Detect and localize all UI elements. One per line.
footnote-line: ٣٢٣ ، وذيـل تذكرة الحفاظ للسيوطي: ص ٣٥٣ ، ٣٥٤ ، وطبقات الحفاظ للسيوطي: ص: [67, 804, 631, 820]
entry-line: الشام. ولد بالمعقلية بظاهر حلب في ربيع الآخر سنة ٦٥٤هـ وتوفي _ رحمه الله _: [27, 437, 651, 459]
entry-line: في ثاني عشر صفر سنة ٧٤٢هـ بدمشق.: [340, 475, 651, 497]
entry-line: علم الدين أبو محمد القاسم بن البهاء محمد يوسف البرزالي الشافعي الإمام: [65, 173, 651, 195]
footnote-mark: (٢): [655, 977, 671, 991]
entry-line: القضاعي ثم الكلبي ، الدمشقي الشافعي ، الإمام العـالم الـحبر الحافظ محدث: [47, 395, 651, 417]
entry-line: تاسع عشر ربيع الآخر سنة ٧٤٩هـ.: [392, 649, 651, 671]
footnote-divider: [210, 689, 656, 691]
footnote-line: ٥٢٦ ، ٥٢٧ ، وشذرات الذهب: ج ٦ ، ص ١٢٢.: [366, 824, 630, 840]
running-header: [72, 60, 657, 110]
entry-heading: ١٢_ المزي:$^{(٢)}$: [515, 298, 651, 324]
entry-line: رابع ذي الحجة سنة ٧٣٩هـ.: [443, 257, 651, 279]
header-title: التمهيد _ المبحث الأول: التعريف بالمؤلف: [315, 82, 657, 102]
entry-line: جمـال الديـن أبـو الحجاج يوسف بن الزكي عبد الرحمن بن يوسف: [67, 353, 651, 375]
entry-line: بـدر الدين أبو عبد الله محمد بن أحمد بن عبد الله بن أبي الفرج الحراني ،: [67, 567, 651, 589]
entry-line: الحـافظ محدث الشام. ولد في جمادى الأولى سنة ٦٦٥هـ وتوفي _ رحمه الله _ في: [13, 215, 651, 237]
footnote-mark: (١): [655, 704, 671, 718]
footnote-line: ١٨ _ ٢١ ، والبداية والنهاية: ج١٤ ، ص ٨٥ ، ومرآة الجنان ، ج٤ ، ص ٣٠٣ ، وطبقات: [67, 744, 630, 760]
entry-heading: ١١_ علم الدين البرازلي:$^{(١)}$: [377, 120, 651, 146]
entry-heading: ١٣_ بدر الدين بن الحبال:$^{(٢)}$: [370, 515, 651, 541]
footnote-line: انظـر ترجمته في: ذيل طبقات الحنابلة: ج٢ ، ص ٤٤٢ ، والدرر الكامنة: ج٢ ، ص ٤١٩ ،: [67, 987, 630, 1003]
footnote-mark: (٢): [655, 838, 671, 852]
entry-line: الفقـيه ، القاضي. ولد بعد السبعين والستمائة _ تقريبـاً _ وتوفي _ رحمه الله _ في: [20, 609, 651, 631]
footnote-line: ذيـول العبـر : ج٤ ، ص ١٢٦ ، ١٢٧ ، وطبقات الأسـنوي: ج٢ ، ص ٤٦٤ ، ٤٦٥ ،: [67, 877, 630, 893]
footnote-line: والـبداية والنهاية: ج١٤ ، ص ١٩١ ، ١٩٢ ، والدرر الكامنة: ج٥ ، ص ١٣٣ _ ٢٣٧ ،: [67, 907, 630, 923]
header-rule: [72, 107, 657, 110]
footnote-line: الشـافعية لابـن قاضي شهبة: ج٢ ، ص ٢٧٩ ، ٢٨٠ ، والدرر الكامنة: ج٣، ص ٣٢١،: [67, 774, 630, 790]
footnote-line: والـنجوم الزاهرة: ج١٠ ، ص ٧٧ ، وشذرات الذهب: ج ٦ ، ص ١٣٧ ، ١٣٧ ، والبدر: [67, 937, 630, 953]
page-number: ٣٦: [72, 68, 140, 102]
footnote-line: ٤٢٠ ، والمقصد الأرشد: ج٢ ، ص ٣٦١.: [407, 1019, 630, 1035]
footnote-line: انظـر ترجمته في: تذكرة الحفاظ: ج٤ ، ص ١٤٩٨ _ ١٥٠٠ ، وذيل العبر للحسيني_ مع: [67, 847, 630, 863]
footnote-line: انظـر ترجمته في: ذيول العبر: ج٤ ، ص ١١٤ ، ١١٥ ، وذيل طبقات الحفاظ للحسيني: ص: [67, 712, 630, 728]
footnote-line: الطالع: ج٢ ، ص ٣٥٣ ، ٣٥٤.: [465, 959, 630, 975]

Exercise details: Output each line of the entries above as a numbered list, leaving out any blank lines.

Output for this exercise:
1. Detect and localize all UI elements. One per line.
2. footnote-line: ٣٢٣ ، وذيـل تذكرة الحفاظ للسيوطي: ص ٣٥٣ ، ٣٥٤ ، وطبقات الحفاظ للسيوطي: ص: [67, 804, 631, 820]
3. entry-line: الشام. ولد بالمعقلية بظاهر حلب في ربيع الآخر سنة ٦٥٤هـ وتوفي _ رحمه الله _: [27, 437, 651, 459]
4. entry-line: في ثاني عشر صفر سنة ٧٤٢هـ بدمشق.: [340, 475, 651, 497]
5. entry-line: علم الدين أبو محمد القاسم بن البهاء محمد يوسف البرزالي الشافعي الإمام: [65, 173, 651, 195]
6. footnote-mark: (٢): [655, 977, 671, 991]
7. entry-line: القضاعي ثم الكلبي ، الدمشقي الشافعي ، الإمام العـالم الـحبر الحافظ محدث: [47, 395, 651, 417]
8. entry-line: تاسع عشر ربيع الآخر سنة ٧٤٩هـ.: [392, 649, 651, 671]
9. footnote-divider: [210, 689, 656, 691]
10. footnote-line: ٥٢٦ ، ٥٢٧ ، وشذرات الذهب: ج ٦ ، ص ١٢٢.: [366, 824, 630, 840]
11. running-header: [72, 60, 657, 110]
12. entry-heading: ١٢_ المزي:$^{(٢)}$: [515, 298, 651, 324]
13. entry-line: رابع ذي الحجة سنة ٧٣٩هـ.: [443, 257, 651, 279]
14. header-title: التمهيد _ المبحث الأول: التعريف بالمؤلف: [315, 82, 657, 102]
15. entry-line: جمـال الديـن أبـو الحجاج يوسف بن الزكي عبد الرحمن بن يوسف: [67, 353, 651, 375]
16. entry-line: بـدر الدين أبو عبد الله محمد بن أحمد بن عبد الله بن أبي الفرج الحراني ،: [67, 567, 651, 589]
17. entry-line: الحـافظ محدث الشام. ولد في جمادى الأولى سنة ٦٦٥هـ وتوفي _ رحمه الله _ في: [13, 215, 651, 237]
18. footnote-mark: (١): [655, 704, 671, 718]
19. footnote-line: ١٨ _ ٢١ ، والبداية والنهاية: ج١٤ ، ص ٨٥ ، ومرآة الجنان ، ج٤ ، ص ٣٠٣ ، وطبقات: [67, 744, 630, 760]
20. entry-heading: ١١_ علم الدين البرازلي:$^{(١)}$: [377, 120, 651, 146]
21. entry-heading: ١٣_ بدر الدين بن الحبال:$^{(٢)}$: [370, 515, 651, 541]
22. footnote-line: انظـر ترجمته في: ذيل طبقات الحنابلة: ج٢ ، ص ٤٤٢ ، والدرر الكامنة: ج٢ ، ص ٤١٩ ،: [67, 987, 630, 1003]
23. footnote-mark: (٢): [655, 838, 671, 852]
24. entry-line: الفقـيه ، القاضي. ولد بعد السبعين والستمائة _ تقريبـاً _ وتوفي _ رحمه الله _ في: [20, 609, 651, 631]
25. footnote-line: ذيـول العبـر : ج٤ ، ص ١٢٦ ، ١٢٧ ، وطبقات الأسـنوي: ج٢ ، ص ٤٦٤ ، ٤٦٥ ،: [67, 877, 630, 893]
26. footnote-line: والـبداية والنهاية: ج١٤ ، ص ١٩١ ، ١٩٢ ، والدرر الكامنة: ج٥ ، ص ١٣٣ _ ٢٣٧ ،: [67, 907, 630, 923]
27. header-rule: [72, 107, 657, 110]
28. footnote-line: الشـافعية لابـن قاضي شهبة: ج٢ ، ص ٢٧٩ ، ٢٨٠ ، والدرر الكامنة: ج٣، ص ٣٢١،: [67, 774, 630, 790]
29. footnote-line: والـنجوم الزاهرة: ج١٠ ، ص ٧٧ ، وشذرات الذهب: ج ٦ ، ص ١٣٧ ، ١٣٧ ، والبدر: [67, 937, 630, 953]
30. page-number: ٣٦: [72, 68, 140, 102]
31. footnote-line: ٤٢٠ ، والمقصد الأرشد: ج٢ ، ص ٣٦١.: [407, 1019, 630, 1035]
32. footnote-line: انظـر ترجمته في: تذكرة الحفاظ: ج٤ ، ص ١٤٩٨ _ ١٥٠٠ ، وذيل العبر للحسيني_ مع: [67, 847, 630, 863]
33. footnote-line: انظـر ترجمته في: ذيول العبر: ج٤ ، ص ١١٤ ، ١١٥ ، وذيل طبقات الحفاظ للحسيني: ص: [67, 712, 630, 728]
34. footnote-line: الطالع: ج٢ ، ص ٣٥٣ ، ٣٥٤.: [465, 959, 630, 975]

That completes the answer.